◆ **Objective**
Could you write out every record below exactly, leaving out any pictures?

(Stored records)
━━━━

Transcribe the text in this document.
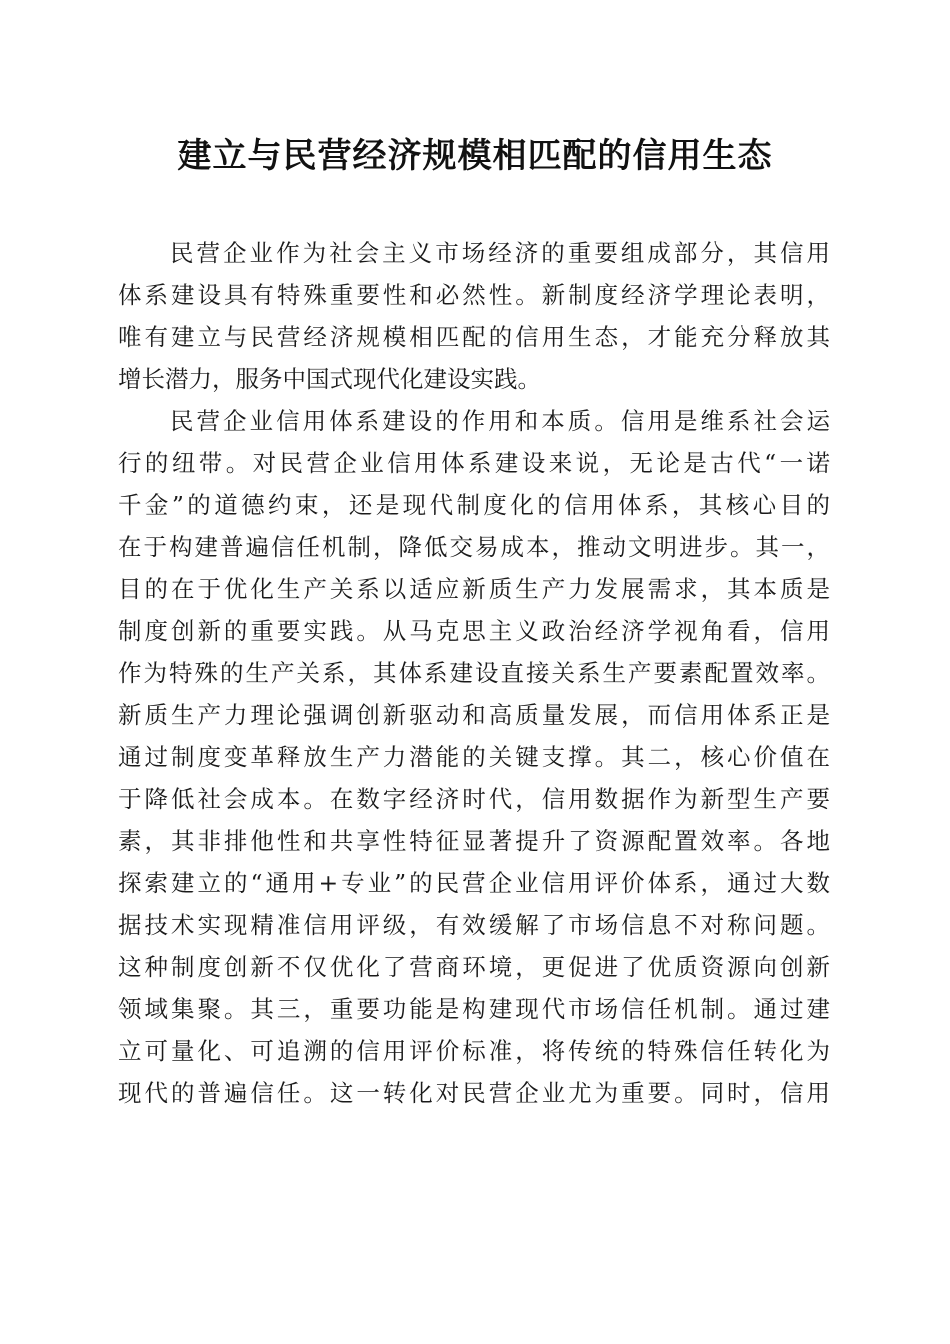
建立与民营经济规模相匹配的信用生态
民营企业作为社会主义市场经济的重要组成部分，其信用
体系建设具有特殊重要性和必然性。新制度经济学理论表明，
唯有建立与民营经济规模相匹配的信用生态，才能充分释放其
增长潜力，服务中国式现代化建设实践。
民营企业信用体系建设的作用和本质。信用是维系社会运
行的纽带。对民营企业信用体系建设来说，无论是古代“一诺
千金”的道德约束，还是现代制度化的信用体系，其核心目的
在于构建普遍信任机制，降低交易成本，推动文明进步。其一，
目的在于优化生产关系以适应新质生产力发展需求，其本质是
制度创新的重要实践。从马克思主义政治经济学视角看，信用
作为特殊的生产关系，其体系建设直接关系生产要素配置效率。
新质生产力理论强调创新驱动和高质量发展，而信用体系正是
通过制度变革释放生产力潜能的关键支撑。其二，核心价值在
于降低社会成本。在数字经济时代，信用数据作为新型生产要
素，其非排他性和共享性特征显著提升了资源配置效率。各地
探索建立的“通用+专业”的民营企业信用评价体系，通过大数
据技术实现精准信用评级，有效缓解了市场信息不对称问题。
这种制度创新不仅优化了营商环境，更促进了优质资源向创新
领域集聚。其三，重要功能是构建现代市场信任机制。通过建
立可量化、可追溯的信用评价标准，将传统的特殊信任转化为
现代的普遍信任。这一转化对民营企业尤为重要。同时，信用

━━━━

◆ **Solution**
Transcribe the text in this document.
建立与民营经济规模相匹配的信用生态
民营企业作为社会主义市场经济的重要组成部分，其信用
体系建设具有特殊重要性和必然性。新制度经济学理论表明，
唯有建立与民营经济规模相匹配的信用生态，才能充分释放其
增长潜力，服务中国式现代化建设实践。
民营企业信用体系建设的作用和本质。信用是维系社会运
行的纽带。对民营企业信用体系建设来说，无论是古代“一诺
千金”的道德约束，还是现代制度化的信用体系，其核心目的
在于构建普遍信任机制，降低交易成本，推动文明进步。其一，
目的在于优化生产关系以适应新质生产力发展需求，其本质是
制度创新的重要实践。从马克思主义政治经济学视角看，信用
作为特殊的生产关系，其体系建设直接关系生产要素配置效率。
新质生产力理论强调创新驱动和高质量发展，而信用体系正是
通过制度变革释放生产力潜能的关键支撑。其二，核心价值在
于降低社会成本。在数字经济时代，信用数据作为新型生产要
素，其非排他性和共享性特征显著提升了资源配置效率。各地
探索建立的“通用+专业”的民营企业信用评价体系，通过大数
据技术实现精准信用评级，有效缓解了市场信息不对称问题。
这种制度创新不仅优化了营商环境，更促进了优质资源向创新
领域集聚。其三，重要功能是构建现代市场信任机制。通过建
立可量化、可追溯的信用评价标准，将传统的特殊信任转化为
现代的普遍信任。这一转化对民营企业尤为重要。同时，信用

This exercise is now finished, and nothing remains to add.